■ Selection:
▼

We have some dead interesting discussions and a few differences of opinion, but they’re making amazing progress. However, I’m not always convinced that they all enjoy being taught in the way that I like to learn. What if I’m imposing my methods on them, rather than giving them the freedom from schoolroom infantilisation that I assume they want?

I picked up subtle hints that a more didactic way might be the way forward from one of my students. Admittedly, she has a firework personality and can just as easily explode with frustration as enthusiasm, but she works really hard and I secretly think she’s ace.

Last week Madame Gobbo told me for the umpteenth time that she just wanted to sit down, do worksheets and ask me questions in order to improve her English. She DID NOT want to talk about the news or do projects, or go on computers to find out about “world shite” because she didn’t learn anything about English by doing that.

Teaching by stealth?

I explained how I sneak in the boring stuff by stealth teaching and listed all the things that she could do now that she couldn’t, or at least didn’t feel confident doing before the session started -  all of it underpinned by what she sees as irrelevant “world shite”. She conceded. But still, I didn’t like it.

I don’t mind if any of my students question my methods. It keeps me on my toes. The problem was that she didn’t feel like she’d learned anything, even though the evidence showed that she had. All things considered, is that really a problem? Ummm, yes. Maybe it is.

▲

Listings of element locations
▼

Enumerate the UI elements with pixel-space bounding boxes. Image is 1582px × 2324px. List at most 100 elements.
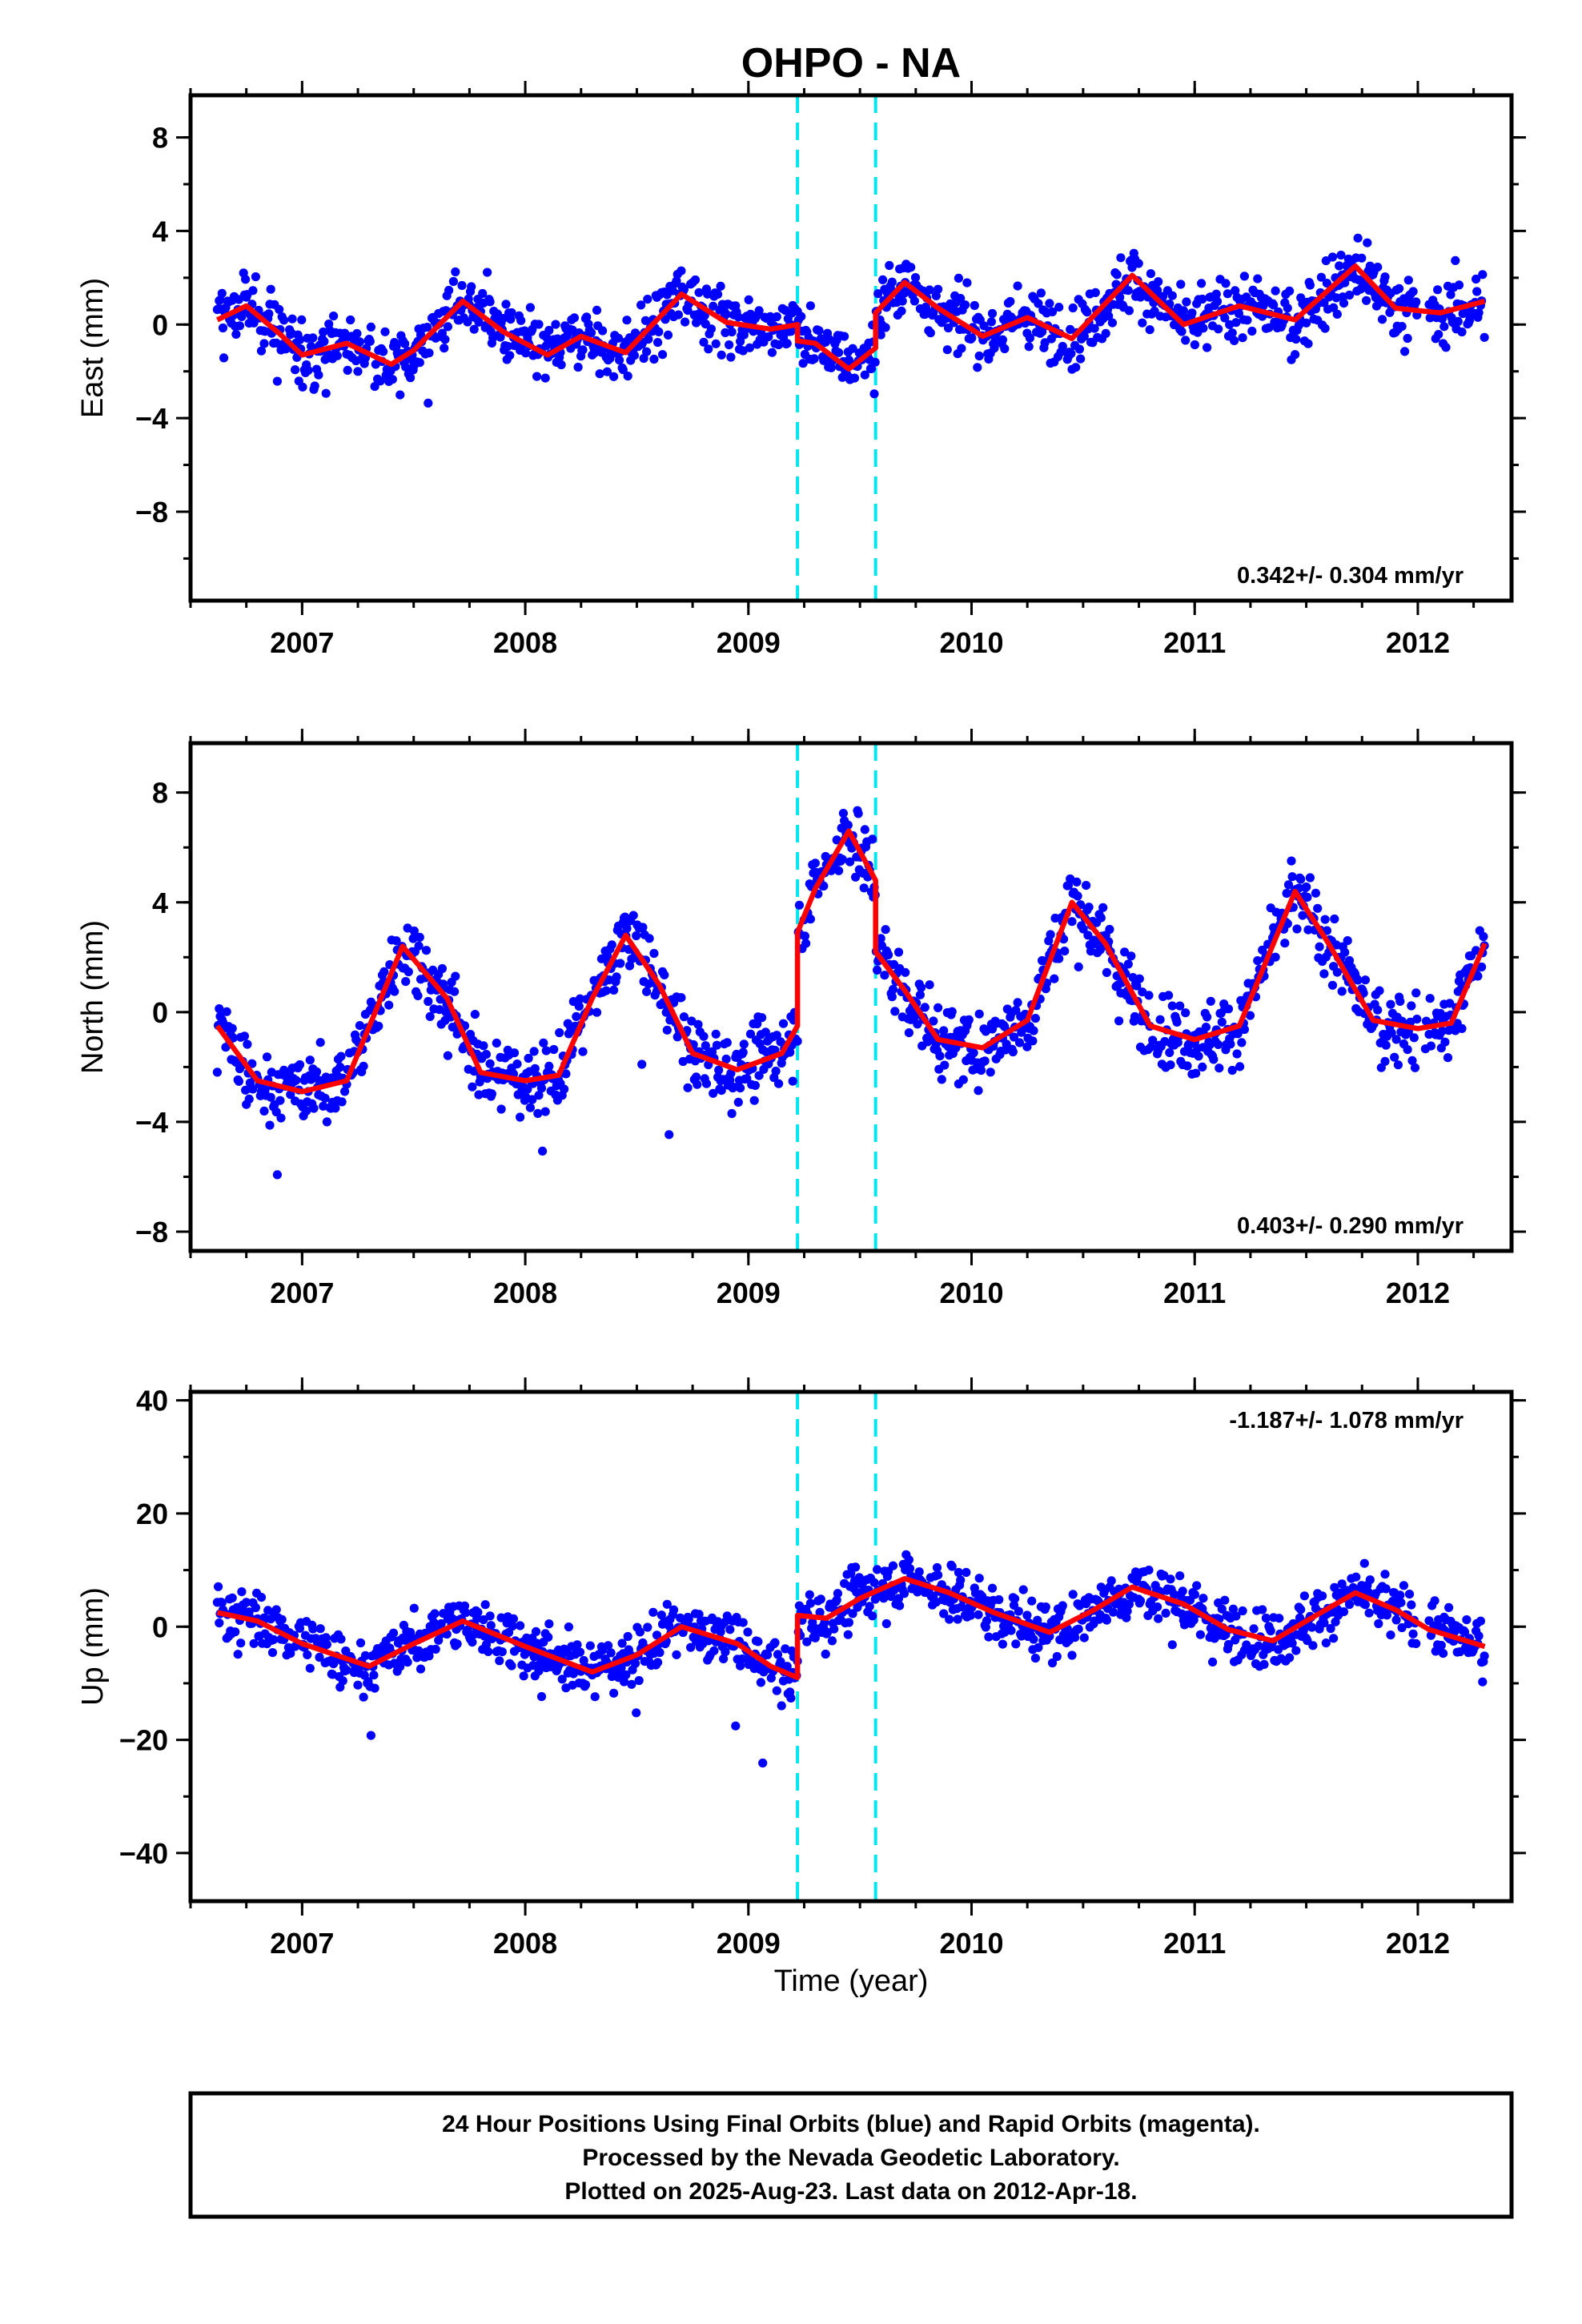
data-point — [1321, 1638, 1331, 1648]
data-point — [1386, 999, 1395, 1009]
data-point — [914, 1567, 924, 1577]
y-axis-label: Up (mm) — [76, 1587, 110, 1706]
data-point — [1282, 888, 1291, 899]
data-point — [808, 1618, 817, 1627]
data-point — [508, 1614, 519, 1623]
data-point — [265, 1120, 275, 1130]
data-point — [481, 1050, 492, 1059]
data-point — [605, 353, 615, 364]
data-point — [629, 351, 640, 360]
data-point — [713, 289, 723, 299]
data-point — [370, 382, 379, 392]
data-point — [227, 1593, 237, 1602]
data-point — [967, 333, 977, 343]
data-point — [884, 950, 893, 959]
data-point — [1253, 274, 1263, 283]
y-tick-label: 0 — [152, 996, 168, 1029]
data-point — [262, 1052, 272, 1062]
data-point — [1479, 931, 1488, 942]
data-point — [516, 316, 526, 325]
data-point — [1339, 1607, 1349, 1617]
data-point — [1412, 1015, 1422, 1024]
data-point — [1436, 1640, 1446, 1651]
data-point — [360, 1651, 370, 1660]
data-point — [939, 1026, 949, 1035]
east-panel: 2007 2008 2009 2010 2011 2012 8 4 0 −4 −8 East (mm)… — [76, 81, 1526, 659]
data-point — [431, 1644, 440, 1654]
data-point — [757, 1013, 767, 1023]
data-point — [1022, 1042, 1032, 1051]
data-point — [905, 1564, 915, 1574]
data-point — [1298, 911, 1307, 920]
data-point — [609, 1688, 619, 1698]
data-point — [860, 370, 869, 380]
data-point — [544, 1619, 554, 1629]
data-point — [1189, 1615, 1199, 1625]
data-point — [1068, 1590, 1078, 1599]
data-point — [501, 300, 511, 309]
panel-border — [188, 93, 1514, 603]
data-point — [521, 348, 531, 358]
data-point — [601, 986, 611, 995]
data-point — [1327, 252, 1338, 262]
data-point — [934, 284, 943, 294]
data-point — [880, 971, 889, 980]
data-point — [966, 1610, 976, 1620]
data-point — [1010, 1594, 1020, 1603]
data-point — [1178, 306, 1188, 316]
data-point — [1153, 1602, 1162, 1612]
data-point — [1122, 1613, 1131, 1622]
data-point — [332, 351, 342, 360]
data-point — [319, 336, 329, 346]
data-point — [694, 1610, 704, 1619]
data-point — [774, 340, 784, 350]
data-point — [1319, 1618, 1329, 1628]
data-point — [897, 306, 906, 316]
data-point — [519, 1671, 528, 1681]
north-panel: 2007 2008 2009 2010 2011 2012 8 4 0 −4 −8 North (mm… — [76, 729, 1526, 1309]
data-point — [662, 1599, 672, 1609]
data-point — [1123, 959, 1133, 969]
data-point — [533, 1108, 543, 1118]
data-point — [1231, 1611, 1241, 1621]
data-point — [1167, 291, 1177, 300]
data-point — [498, 314, 508, 324]
data-point — [1159, 1570, 1169, 1580]
data-point — [343, 365, 352, 375]
data-point — [904, 1555, 913, 1565]
data-point — [1315, 942, 1324, 951]
data-point — [1067, 1651, 1077, 1660]
data-point — [904, 1028, 913, 1038]
data-point — [259, 1106, 269, 1116]
data-point — [1013, 998, 1022, 1007]
data-point — [557, 1675, 567, 1684]
data-point — [1170, 1590, 1179, 1599]
data-point — [523, 1084, 532, 1094]
data-point — [579, 1655, 588, 1666]
data-point — [335, 1062, 345, 1072]
data-point — [1050, 974, 1059, 983]
data-point — [534, 320, 544, 329]
data-point — [1287, 872, 1297, 882]
data-point — [1336, 251, 1346, 260]
x-tick-label: 2011 — [1163, 1927, 1226, 1960]
panel-border — [188, 741, 1514, 1253]
data-point — [1226, 1039, 1235, 1049]
data-point — [1034, 299, 1043, 308]
data-point — [1082, 308, 1092, 317]
data-point — [1194, 1051, 1203, 1061]
data-point — [1228, 1604, 1238, 1614]
data-point — [412, 1653, 422, 1663]
data-point — [374, 1021, 383, 1031]
data-point — [474, 1090, 484, 1100]
data-point — [1096, 913, 1106, 923]
data-point — [974, 1574, 984, 1583]
data-point — [248, 286, 258, 296]
data-point — [602, 367, 612, 376]
data-point — [1264, 323, 1274, 332]
data-point — [1154, 1614, 1163, 1623]
data-point — [436, 1618, 446, 1629]
data-point — [1287, 1638, 1297, 1648]
data-point — [525, 303, 536, 312]
data-point — [1181, 336, 1191, 345]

▲

■ The tasks:
**1)** In the passage about teaching English, what did Madame Gobbo say she wanted to do in order to improve her English?
**2)** Please extend the passage about teaching English, starting after its final sentence.

■ The answers:
**1)** She wanted to sit down, do worksheets and ask the teacher questions.

**2)**
I thought about why it might be a problem. Lots of my adults have a fixed idea of what learning is, based on the last time they were in education, which for most was at school, 10, 20, 30 years ago or more. Maybe me pushing towards autonomous learning is not the most helpful approach for them? Maybe they would feel more confident, more secure and more respected to be part of a room where there is a very clear hierarchy?

When revenge backfires

One where the teacher-student relationship is based on strict boundaries and clear instruction. Where I tell them what to do because I know best. I don’t like the sound of that at all, but I wanted my students to remember just how tedious the worksheets-and-silence way of learning actually is. So I thought: “Right. I’ll show you.”

The first step was to work out what I should do differently. I’ll hold my hands up, one of my biggest teacher failings - and you’ll be shocked by this - is that I talk too much. So I’d have to pack that in for a start, and keep a beady eye on the time to stick to the following rigid plan.

I state a topic. Punctuation, for example. And not your coy apostrophe or your look-at-me exclamation mark. No, only a sturdy, dependable full stop would do. I explain the topic for two minutes, then ask related questions. We look at an activity or worksheet for two minutes and I take questions on it. They then complete said activity or worksheet. And, finally, we mark the bloody thing. Rinse and repeat (until one of us loses the will to live).

And that’s what we did. I framed it as a “recap class” so they didn’t twig on that I was just being petty. Of course, I was there to help when needed; I didn’t go the whole “fictional 1970s teacher” hog, slurping a Maxwell House, smoking a fag, and leafing through a copy of The People’s Friend.

It is with great regret that I can inform you that the lesson proved a success. My revenge completely backfired. They’ve asked if we can do more classes like that. I’m bored already.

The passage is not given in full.